*Brief:* Pick out every line that holds the string "Favourite" and copy it.

• • • • • • •

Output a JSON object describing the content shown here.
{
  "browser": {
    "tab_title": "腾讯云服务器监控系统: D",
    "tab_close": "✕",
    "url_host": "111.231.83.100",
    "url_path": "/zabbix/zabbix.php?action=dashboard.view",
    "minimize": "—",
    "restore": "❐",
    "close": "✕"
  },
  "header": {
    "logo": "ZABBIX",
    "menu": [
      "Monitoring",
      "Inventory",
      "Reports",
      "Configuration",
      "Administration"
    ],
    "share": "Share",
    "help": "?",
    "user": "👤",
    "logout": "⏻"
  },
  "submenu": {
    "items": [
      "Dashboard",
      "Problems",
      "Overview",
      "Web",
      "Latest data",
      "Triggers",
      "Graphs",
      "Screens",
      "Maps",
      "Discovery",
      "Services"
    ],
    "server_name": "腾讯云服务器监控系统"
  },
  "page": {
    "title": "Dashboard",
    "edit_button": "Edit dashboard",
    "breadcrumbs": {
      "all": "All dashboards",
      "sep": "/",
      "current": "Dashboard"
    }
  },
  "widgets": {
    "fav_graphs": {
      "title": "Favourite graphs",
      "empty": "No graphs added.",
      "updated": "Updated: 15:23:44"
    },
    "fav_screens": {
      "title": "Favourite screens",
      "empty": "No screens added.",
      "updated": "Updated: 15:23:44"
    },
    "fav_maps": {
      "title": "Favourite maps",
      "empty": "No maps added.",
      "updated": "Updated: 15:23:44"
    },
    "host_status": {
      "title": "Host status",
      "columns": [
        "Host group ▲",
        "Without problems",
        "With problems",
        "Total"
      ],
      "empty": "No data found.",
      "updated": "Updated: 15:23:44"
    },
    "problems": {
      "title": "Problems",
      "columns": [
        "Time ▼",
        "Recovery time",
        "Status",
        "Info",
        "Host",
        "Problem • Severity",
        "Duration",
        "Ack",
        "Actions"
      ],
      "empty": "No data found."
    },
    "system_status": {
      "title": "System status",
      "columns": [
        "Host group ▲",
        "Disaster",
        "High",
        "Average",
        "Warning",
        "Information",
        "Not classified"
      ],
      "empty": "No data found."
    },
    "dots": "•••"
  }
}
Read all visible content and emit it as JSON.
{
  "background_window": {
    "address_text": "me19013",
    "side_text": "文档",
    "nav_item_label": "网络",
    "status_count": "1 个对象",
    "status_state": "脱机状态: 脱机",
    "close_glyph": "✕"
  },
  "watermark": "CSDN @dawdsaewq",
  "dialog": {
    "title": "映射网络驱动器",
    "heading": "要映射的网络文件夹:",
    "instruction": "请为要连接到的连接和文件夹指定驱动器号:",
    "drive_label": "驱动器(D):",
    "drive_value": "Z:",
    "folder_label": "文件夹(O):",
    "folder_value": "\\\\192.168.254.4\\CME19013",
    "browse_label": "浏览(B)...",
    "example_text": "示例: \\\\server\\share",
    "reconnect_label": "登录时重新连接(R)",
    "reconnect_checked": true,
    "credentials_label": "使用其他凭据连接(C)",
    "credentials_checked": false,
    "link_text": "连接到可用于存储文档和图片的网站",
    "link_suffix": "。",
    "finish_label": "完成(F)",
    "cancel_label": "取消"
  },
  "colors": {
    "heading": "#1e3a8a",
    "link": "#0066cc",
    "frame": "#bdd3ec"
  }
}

• • • • • • •

*Result of the exercise:*
      "title": "Favourite graphs",
      "title": "Favourite screens",
      "title": "Favourite maps",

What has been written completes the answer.